— Set problem —
Work through the data line by line, gathering every line that has the word "Baja".

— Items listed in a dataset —
-- start --

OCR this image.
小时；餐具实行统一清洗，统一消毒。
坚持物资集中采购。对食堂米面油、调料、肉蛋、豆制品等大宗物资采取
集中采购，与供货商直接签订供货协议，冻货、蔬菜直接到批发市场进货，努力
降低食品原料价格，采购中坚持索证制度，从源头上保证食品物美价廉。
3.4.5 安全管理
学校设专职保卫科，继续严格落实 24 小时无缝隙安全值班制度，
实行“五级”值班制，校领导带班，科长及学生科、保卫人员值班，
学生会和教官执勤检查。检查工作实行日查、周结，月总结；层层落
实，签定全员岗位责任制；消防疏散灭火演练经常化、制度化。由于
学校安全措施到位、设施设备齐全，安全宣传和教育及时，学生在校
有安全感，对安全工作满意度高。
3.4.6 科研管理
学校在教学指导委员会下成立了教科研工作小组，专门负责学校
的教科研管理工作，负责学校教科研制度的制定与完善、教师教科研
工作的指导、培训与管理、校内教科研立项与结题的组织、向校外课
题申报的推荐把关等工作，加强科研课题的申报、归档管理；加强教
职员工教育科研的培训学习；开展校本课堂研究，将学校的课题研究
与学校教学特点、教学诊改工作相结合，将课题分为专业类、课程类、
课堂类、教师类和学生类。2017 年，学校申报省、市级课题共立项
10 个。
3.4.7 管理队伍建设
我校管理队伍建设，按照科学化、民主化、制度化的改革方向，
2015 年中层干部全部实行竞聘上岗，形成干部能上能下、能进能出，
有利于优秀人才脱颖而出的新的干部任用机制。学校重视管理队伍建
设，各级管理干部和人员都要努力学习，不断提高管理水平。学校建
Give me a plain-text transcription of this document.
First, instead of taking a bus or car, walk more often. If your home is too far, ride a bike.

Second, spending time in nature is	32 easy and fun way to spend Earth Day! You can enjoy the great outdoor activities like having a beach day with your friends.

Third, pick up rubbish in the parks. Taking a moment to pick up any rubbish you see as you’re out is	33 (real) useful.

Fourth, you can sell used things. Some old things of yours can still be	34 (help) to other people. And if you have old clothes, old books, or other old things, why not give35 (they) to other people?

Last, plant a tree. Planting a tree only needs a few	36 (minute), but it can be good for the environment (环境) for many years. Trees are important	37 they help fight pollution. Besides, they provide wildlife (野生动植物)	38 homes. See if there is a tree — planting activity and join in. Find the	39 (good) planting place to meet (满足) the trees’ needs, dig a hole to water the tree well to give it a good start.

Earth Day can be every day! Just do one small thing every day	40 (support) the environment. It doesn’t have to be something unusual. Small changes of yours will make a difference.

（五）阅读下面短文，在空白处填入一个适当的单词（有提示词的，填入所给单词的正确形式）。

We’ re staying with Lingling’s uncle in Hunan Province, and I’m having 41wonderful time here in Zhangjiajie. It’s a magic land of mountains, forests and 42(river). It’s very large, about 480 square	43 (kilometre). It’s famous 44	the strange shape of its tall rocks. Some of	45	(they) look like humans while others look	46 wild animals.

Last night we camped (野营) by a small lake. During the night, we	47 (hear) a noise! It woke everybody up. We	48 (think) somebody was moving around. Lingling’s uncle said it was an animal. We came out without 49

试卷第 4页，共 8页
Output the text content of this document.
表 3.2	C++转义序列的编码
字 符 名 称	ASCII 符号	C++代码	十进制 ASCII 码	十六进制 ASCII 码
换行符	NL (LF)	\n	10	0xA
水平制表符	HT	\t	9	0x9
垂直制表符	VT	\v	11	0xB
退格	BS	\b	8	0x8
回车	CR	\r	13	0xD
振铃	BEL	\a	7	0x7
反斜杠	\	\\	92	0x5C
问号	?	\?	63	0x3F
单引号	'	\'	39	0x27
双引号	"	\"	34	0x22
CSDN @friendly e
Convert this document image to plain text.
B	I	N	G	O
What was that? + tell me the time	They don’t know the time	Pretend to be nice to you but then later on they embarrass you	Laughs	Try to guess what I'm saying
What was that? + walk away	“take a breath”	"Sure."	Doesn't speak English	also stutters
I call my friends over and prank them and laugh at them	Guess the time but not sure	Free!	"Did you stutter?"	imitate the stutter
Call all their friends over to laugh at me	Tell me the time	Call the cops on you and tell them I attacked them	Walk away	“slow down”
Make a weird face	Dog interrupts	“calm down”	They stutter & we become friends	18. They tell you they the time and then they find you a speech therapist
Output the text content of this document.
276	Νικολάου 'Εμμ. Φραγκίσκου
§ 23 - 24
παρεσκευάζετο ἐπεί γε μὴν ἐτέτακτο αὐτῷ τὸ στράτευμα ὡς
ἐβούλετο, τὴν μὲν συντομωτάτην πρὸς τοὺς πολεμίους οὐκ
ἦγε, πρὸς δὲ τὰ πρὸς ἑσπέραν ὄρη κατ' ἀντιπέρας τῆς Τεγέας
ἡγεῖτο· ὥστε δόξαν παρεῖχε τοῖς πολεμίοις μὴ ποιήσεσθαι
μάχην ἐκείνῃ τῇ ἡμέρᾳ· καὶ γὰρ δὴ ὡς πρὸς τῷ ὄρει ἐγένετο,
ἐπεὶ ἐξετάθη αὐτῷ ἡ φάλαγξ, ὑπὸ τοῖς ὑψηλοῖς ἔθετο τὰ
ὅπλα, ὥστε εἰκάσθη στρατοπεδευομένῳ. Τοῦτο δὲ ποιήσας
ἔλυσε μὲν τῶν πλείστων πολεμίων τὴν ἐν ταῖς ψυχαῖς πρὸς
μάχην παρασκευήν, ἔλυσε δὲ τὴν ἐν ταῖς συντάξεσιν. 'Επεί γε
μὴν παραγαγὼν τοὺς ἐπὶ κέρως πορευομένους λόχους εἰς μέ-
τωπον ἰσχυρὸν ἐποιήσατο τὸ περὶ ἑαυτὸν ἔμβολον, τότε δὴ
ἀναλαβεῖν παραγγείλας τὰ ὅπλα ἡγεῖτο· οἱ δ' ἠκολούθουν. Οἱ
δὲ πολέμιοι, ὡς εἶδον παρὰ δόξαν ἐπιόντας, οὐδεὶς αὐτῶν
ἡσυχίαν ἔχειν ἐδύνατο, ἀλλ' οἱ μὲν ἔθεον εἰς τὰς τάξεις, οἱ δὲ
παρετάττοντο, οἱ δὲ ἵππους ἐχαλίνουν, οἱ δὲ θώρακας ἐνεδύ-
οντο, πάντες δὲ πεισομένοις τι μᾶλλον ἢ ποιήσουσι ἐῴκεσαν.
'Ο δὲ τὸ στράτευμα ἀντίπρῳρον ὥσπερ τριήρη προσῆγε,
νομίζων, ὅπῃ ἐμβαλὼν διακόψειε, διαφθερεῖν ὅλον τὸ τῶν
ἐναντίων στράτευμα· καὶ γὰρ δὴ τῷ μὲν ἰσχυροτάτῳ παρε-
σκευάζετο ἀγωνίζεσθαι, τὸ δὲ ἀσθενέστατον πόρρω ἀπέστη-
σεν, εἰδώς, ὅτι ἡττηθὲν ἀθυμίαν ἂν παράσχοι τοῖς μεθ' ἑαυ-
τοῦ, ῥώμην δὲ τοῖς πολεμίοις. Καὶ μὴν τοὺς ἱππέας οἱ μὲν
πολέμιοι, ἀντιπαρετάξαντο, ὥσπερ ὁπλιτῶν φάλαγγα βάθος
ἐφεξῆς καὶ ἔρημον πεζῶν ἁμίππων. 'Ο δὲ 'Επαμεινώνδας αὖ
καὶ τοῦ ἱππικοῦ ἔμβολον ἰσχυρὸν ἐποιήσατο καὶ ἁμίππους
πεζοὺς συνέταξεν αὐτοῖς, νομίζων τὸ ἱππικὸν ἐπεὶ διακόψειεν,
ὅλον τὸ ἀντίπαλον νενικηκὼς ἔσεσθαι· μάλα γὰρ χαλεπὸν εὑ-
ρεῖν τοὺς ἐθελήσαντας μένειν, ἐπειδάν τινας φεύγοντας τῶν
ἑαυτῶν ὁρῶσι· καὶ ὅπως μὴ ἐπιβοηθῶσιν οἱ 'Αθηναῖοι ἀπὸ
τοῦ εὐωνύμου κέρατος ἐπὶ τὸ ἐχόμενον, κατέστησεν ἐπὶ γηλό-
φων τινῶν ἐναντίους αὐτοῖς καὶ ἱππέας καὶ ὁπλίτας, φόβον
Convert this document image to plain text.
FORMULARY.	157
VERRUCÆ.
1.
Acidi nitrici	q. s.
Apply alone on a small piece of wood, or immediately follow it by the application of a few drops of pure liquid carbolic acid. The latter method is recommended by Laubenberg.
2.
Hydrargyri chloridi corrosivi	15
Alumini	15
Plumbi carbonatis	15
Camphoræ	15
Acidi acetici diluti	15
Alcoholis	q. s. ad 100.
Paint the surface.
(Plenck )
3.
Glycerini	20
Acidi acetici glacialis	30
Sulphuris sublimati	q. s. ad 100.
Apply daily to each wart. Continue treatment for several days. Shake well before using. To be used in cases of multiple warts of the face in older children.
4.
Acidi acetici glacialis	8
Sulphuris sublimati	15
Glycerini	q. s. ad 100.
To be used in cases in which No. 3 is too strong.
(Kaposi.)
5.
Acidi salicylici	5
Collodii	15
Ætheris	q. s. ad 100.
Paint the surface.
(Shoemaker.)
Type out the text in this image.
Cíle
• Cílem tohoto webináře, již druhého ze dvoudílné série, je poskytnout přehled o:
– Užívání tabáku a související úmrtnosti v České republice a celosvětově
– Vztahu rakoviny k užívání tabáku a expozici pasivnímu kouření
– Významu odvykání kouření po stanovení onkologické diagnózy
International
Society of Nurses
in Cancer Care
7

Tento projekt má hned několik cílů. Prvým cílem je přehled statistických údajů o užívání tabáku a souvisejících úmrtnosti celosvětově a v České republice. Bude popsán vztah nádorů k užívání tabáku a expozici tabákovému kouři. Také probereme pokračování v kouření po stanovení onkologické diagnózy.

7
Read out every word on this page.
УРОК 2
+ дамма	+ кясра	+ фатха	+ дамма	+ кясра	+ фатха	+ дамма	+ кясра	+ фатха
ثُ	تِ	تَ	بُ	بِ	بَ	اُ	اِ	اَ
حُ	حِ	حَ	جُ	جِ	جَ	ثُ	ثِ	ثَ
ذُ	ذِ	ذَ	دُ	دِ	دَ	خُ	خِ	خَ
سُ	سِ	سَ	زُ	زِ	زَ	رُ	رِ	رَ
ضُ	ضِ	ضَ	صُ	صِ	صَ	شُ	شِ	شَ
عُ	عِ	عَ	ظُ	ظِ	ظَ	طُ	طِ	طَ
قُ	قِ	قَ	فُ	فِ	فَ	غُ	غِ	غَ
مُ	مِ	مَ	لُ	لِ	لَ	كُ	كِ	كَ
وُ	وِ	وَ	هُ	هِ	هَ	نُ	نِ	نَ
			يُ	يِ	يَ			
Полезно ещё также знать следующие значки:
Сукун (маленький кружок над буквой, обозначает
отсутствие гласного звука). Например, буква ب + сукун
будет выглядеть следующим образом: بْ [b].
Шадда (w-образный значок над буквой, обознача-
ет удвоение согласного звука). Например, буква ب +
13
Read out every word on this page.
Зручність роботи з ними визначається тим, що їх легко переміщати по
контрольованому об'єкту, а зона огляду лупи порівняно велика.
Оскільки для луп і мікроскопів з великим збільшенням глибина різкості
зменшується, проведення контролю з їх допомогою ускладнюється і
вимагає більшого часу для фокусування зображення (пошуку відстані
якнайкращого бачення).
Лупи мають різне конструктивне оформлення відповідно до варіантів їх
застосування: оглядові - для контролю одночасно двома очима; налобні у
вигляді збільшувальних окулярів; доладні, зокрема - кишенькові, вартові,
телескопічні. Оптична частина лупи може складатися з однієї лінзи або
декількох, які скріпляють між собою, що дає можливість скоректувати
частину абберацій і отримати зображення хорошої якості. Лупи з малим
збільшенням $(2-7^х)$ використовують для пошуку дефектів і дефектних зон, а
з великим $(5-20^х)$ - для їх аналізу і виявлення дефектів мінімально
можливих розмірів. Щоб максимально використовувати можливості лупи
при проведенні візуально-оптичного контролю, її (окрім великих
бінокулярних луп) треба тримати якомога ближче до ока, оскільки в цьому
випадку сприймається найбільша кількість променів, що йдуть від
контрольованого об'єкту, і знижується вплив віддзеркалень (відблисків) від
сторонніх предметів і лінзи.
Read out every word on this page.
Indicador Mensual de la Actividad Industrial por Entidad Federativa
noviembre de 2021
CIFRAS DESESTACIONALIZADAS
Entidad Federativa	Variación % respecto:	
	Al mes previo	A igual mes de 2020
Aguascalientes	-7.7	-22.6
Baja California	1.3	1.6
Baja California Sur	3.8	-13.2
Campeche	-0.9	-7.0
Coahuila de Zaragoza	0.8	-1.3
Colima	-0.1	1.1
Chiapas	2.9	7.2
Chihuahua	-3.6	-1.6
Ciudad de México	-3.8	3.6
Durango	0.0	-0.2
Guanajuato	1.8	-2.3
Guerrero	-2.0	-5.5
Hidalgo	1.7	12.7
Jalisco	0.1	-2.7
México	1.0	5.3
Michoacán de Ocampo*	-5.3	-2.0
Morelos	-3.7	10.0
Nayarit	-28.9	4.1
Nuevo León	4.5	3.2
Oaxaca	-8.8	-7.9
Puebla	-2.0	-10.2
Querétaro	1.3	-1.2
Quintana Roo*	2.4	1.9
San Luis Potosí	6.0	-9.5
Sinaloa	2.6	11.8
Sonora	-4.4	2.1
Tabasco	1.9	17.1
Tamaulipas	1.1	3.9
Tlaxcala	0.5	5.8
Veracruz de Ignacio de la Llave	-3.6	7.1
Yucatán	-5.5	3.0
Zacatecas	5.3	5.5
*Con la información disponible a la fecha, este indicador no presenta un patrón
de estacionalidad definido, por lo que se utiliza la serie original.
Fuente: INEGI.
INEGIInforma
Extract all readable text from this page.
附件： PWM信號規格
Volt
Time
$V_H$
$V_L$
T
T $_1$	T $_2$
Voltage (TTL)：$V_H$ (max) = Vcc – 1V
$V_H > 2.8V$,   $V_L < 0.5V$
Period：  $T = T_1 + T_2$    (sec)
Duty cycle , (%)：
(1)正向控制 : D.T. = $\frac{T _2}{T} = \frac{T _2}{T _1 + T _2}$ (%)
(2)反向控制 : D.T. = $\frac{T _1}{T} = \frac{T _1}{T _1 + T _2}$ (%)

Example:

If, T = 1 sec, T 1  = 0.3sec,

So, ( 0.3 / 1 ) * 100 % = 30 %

-- end --

— Worked answer —
Baja California	1.3	1.6
Baja California Sur	3.8	-13.2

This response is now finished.